Output the lines of every item below with no changes at all, and leave the pictures out of your answer.

##### Information shown #####

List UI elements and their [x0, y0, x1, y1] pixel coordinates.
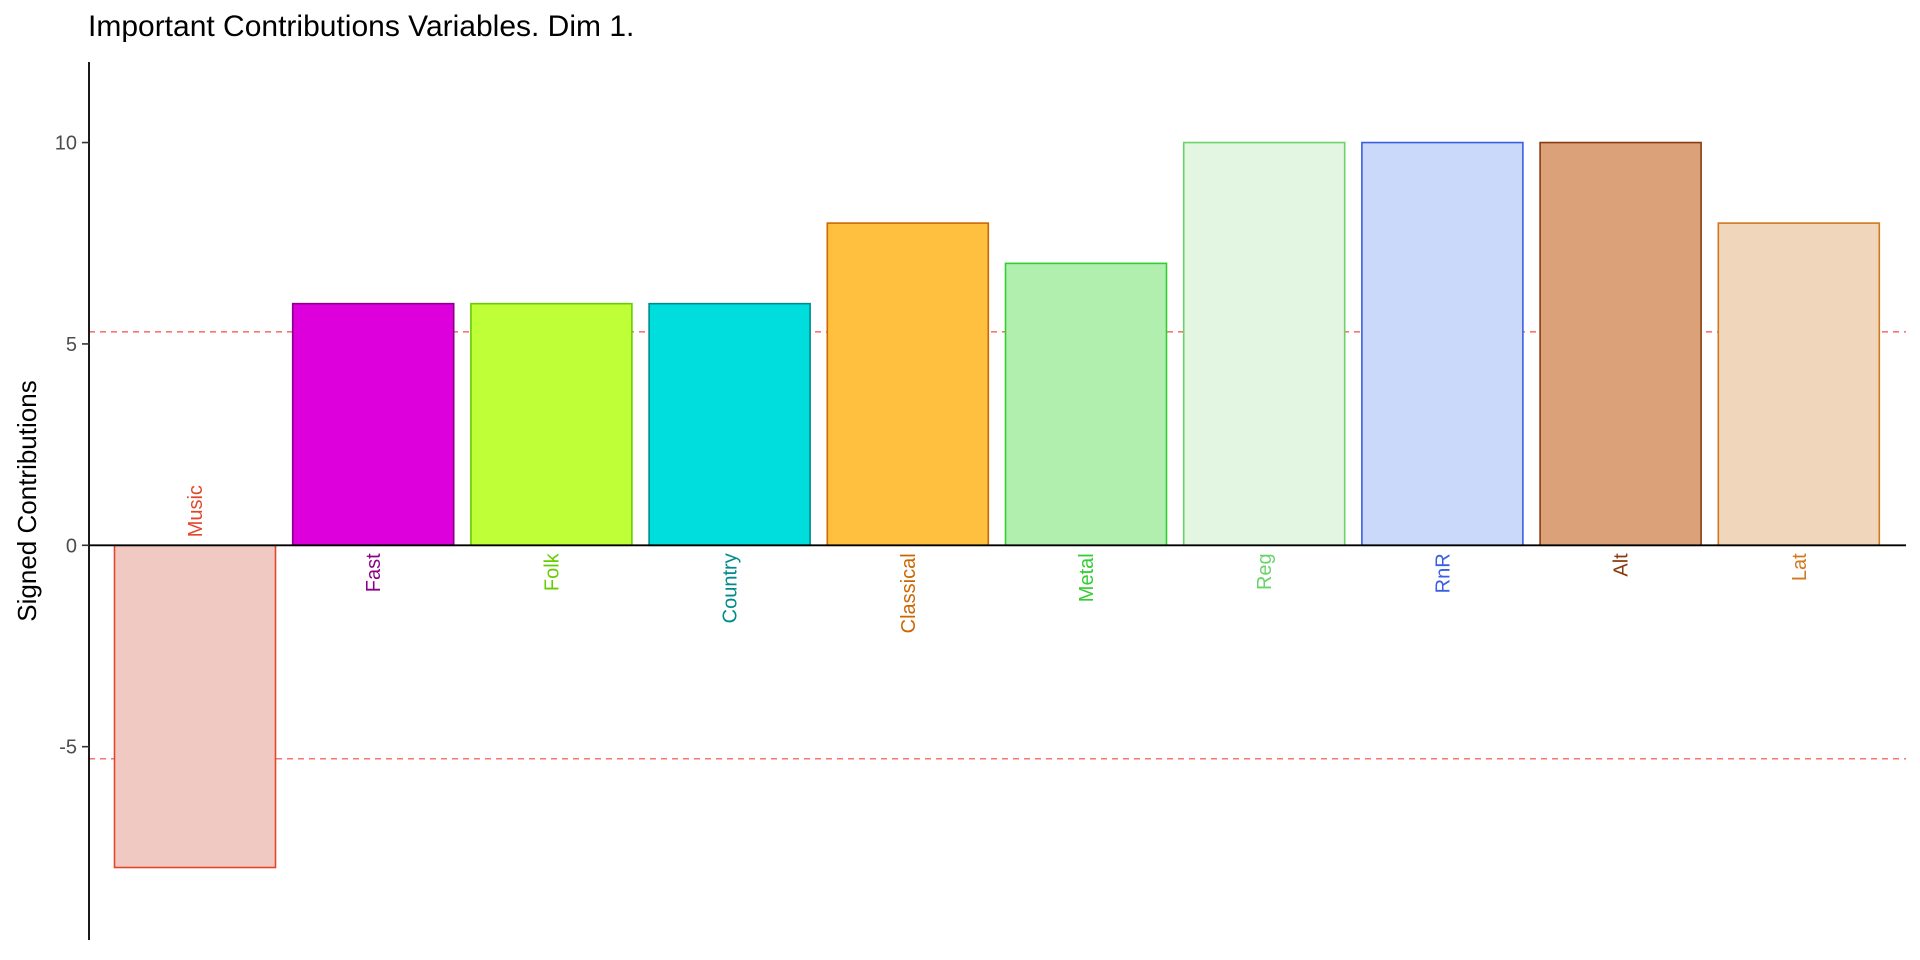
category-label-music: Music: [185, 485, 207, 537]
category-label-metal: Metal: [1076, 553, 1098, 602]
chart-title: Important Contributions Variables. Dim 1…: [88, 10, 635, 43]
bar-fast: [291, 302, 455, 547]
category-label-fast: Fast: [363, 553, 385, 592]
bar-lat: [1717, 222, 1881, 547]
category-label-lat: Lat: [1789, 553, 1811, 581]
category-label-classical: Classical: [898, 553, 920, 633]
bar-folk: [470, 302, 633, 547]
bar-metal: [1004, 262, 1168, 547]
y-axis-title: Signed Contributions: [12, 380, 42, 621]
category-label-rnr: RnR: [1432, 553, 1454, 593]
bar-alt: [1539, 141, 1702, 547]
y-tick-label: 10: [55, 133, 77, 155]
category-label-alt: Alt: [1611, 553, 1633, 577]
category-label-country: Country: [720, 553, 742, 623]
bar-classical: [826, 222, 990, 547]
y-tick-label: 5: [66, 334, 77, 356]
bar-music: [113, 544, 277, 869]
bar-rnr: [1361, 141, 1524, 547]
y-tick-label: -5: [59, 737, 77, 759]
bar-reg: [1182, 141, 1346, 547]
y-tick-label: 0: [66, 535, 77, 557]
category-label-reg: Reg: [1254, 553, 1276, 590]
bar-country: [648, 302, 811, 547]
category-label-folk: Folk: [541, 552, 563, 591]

#####

- [Task solution]
List UI elements and their [x0, y0, x1, y1] pixel coordinates.
category-label-music: Music: [185, 485, 207, 537]
category-label-metal: Metal: [1076, 553, 1098, 602]
chart-title: Important Contributions Variables. Dim 1…: [88, 10, 635, 43]
bar-fast: [291, 302, 455, 547]
category-label-fast: Fast: [363, 553, 385, 592]
bar-lat: [1717, 222, 1881, 547]
category-label-lat: Lat: [1789, 553, 1811, 581]
category-label-classical: Classical: [898, 553, 920, 633]
bar-folk: [470, 302, 633, 547]
bar-metal: [1004, 262, 1168, 547]
y-axis-title: Signed Contributions: [12, 380, 42, 621]
category-label-rnr: RnR: [1432, 553, 1454, 593]
bar-alt: [1539, 141, 1702, 547]
y-tick-label: 10: [55, 133, 77, 155]
category-label-alt: Alt: [1611, 553, 1633, 577]
category-label-country: Country: [720, 553, 742, 623]
bar-classical: [826, 222, 990, 547]
y-tick-label: 5: [66, 334, 77, 356]
bar-music: [113, 544, 277, 869]
bar-rnr: [1361, 141, 1524, 547]
y-tick-label: -5: [59, 737, 77, 759]
bar-reg: [1182, 141, 1346, 547]
y-tick-label: 0: [66, 535, 77, 557]
category-label-reg: Reg: [1254, 553, 1276, 590]
bar-country: [648, 302, 811, 547]
category-label-folk: Folk: [541, 552, 563, 591]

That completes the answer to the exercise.